## START
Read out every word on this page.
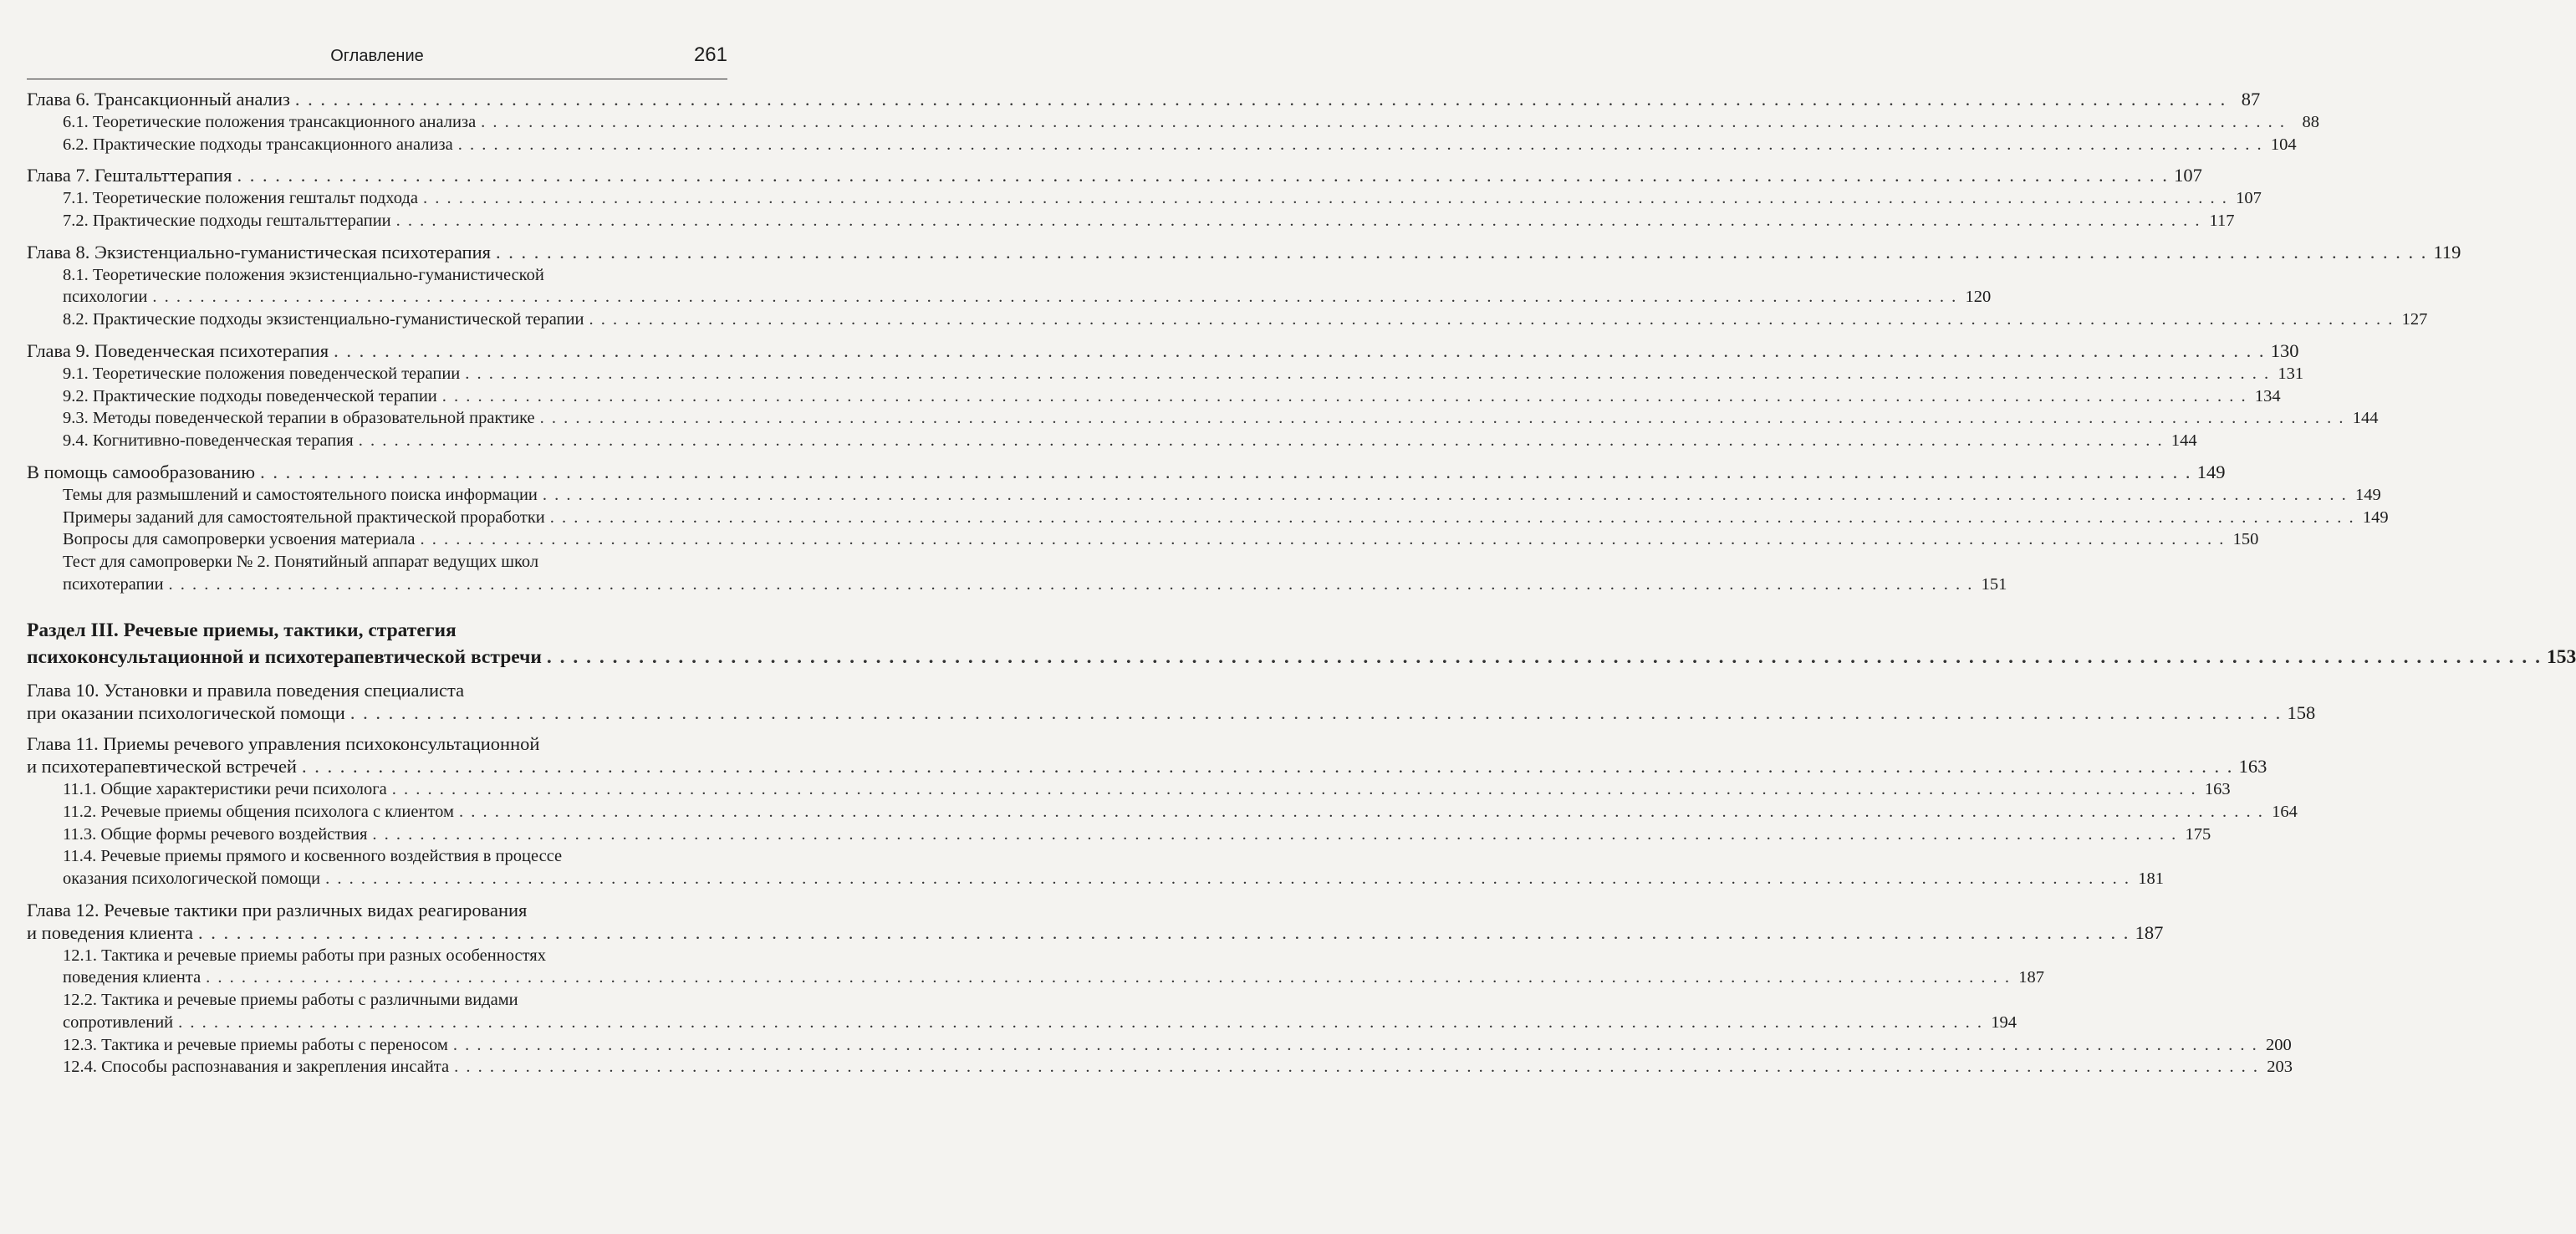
Оглавление	261
Глава 6. Трансакционный анализ . . .	87
6.1. Теоретические положения трансакционного анализа . . .	88
6.2. Практические подходы трансакционного анализа . . .	104
Глава 7. Гештальттерапия . . .	107
7.1. Теоретические положения гештальт подхода . . .	107
7.2. Практические подходы гештальттерапии . . .	117
Глава 8. Экзистенциально-гуманистическая психотерапия . . .	119
8.1. Теоретические положения экзистенциально-гуманистической
психологии . . .	120
8.2. Практические подходы экзистенциально-гуманистической терапии . . .	127
Глава 9. Поведенческая психотерапия . . .	130
9.1. Теоретические положения поведенческой терапии . . .	131
9.2. Практические подходы поведенческой терапии . . .	134
9.3. Методы поведенческой терапии в образовательной практике . . .	144
9.4. Когнитивно-поведенческая терапия . . .	144
В помощь самообразованию . . .	149
Темы для размышлений и самостоятельного поиска информации . . .	149
Примеры заданий для самостоятельной практической проработки . . .	149
Вопросы для самопроверки усвоения материала . . .	150
Тест для самопроверки № 2. Понятийный аппарат ведущих школ
психотерапии . . .	151
Раздел III. Речевые приемы, тактики, стратегия
психоконсультационной и психотерапевтической встречи . . .	153
Глава 10. Установки и правила поведения специалиста
при оказании психологической помощи . . .	158
Глава 11. Приемы речевого управления психоконсультационной
и психотерапевтической встречей . . .	163
11.1. Общие характеристики речи психолога . . .	163
11.2. Речевые приемы общения психолога с клиентом . . .	164
11.3. Общие формы речевого воздействия . . .	175
11.4. Речевые приемы прямого и косвенного воздействия в процессе
оказания психологической помощи . . .	181
Глава 12. Речевые тактики при различных видах реагирования
и поведения клиента . . .	187
12.1. Тактика и речевые приемы работы при разных особенностях
поведения клиента . . .	187
12.2. Тактика и речевые приемы работы с различными видами
сопротивлений . . .	194
12.3. Тактика и речевые приемы работы с переносом . . .	200
12.4. Способы распознавания и закрепления инсайта . . .	203
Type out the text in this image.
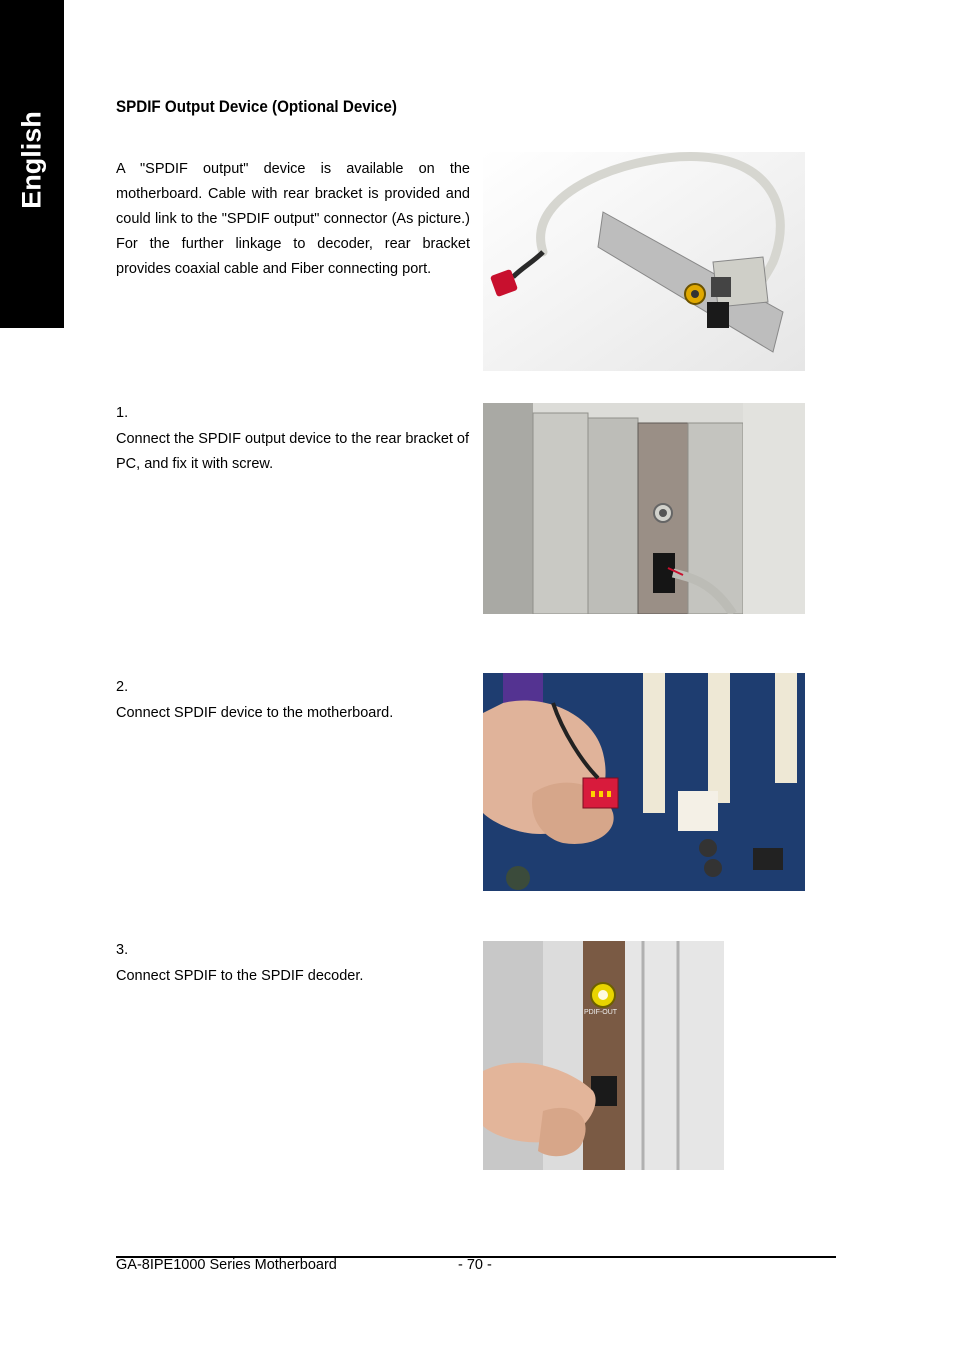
English
SPDIF Output Device (Optional Device)
A "SPDIF output" device is available on the motherboard. Cable with rear bracket is provided and could link to the "SPDIF output" connector (As picture.) For the further linkage to decoder, rear bracket provides coaxial cable and Fiber connecting port.
1.
Connect the SPDIF output device to the rear bracket of PC, and fix it with screw.
2.
Connect SPDIF device to the motherboard.
3.
Connect SPDIF to the SPDIF decoder.
PDIF-OUT
GA-8IPE1000 Series Motherboard	- 70 -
## END
Exercise directions: Print all of the entries word for word. Skip any images they contain.

Finished exercise:
Read out every word on this page.
Оглавление	261
Глава 6. Трансакционный анализ . . .	87
6.1. Теоретические положения трансакционного анализа . . .	88
6.2. Практические подходы трансакционного анализа . . .	104
Глава 7. Гештальттерапия . . .	107
7.1. Теоретические положения гештальт подхода . . .	107
7.2. Практические подходы гештальттерапии . . .	117
Глава 8. Экзистенциально-гуманистическая психотерапия . . .	119
8.1. Теоретические положения экзистенциально-гуманистической
психологии . . .	120
8.2. Практические подходы экзистенциально-гуманистической терапии . . .	127
Глава 9. Поведенческая психотерапия . . .	130
9.1. Теоретические положения поведенческой терапии . . .	131
9.2. Практические подходы поведенческой терапии . . .	134
9.3. Методы поведенческой терапии в образовательной практике . . .	144
9.4. Когнитивно-поведенческая терапия . . .	144
В помощь самообразованию . . .	149
Темы для размышлений и самостоятельного поиска информации . . .	149
Примеры заданий для самостоятельной практической проработки . . .	149
Вопросы для самопроверки усвоения материала . . .	150
Тест для самопроверки № 2. Понятийный аппарат ведущих школ
психотерапии . . .	151
Раздел III. Речевые приемы, тактики, стратегия
психоконсультационной и психотерапевтической встречи . . .	153
Глава 10. Установки и правила поведения специалиста
при оказании психологической помощи . . .	158
Глава 11. Приемы речевого управления психоконсультационной
и психотерапевтической встречей . . .	163
11.1. Общие характеристики речи психолога . . .	163
11.2. Речевые приемы общения психолога с клиентом . . .	164
11.3. Общие формы речевого воздействия . . .	175
11.4. Речевые приемы прямого и косвенного воздействия в процессе
оказания психологической помощи . . .	181
Глава 12. Речевые тактики при различных видах реагирования
и поведения клиента . . .	187
12.1. Тактика и речевые приемы работы при разных особенностях
поведения клиента . . .	187
12.2. Тактика и речевые приемы работы с различными видами
сопротивлений . . .	194
12.3. Тактика и речевые приемы работы с переносом . . .	200
12.4. Способы распознавания и закрепления инсайта . . .	203
Type out the text in this image.
English
SPDIF Output Device (Optional Device)
A "SPDIF output" device is available on the motherboard. Cable with rear bracket is provided and could link to the "SPDIF output" connector (As picture.) For the further linkage to decoder, rear bracket provides coaxial cable and Fiber connecting port.
1.
Connect the SPDIF output device to the rear bracket of PC, and fix it with screw.
2.
Connect SPDIF device to the motherboard.
3.
Connect SPDIF to the SPDIF decoder.
PDIF-OUT
GA-8IPE1000 Series Motherboard	- 70 -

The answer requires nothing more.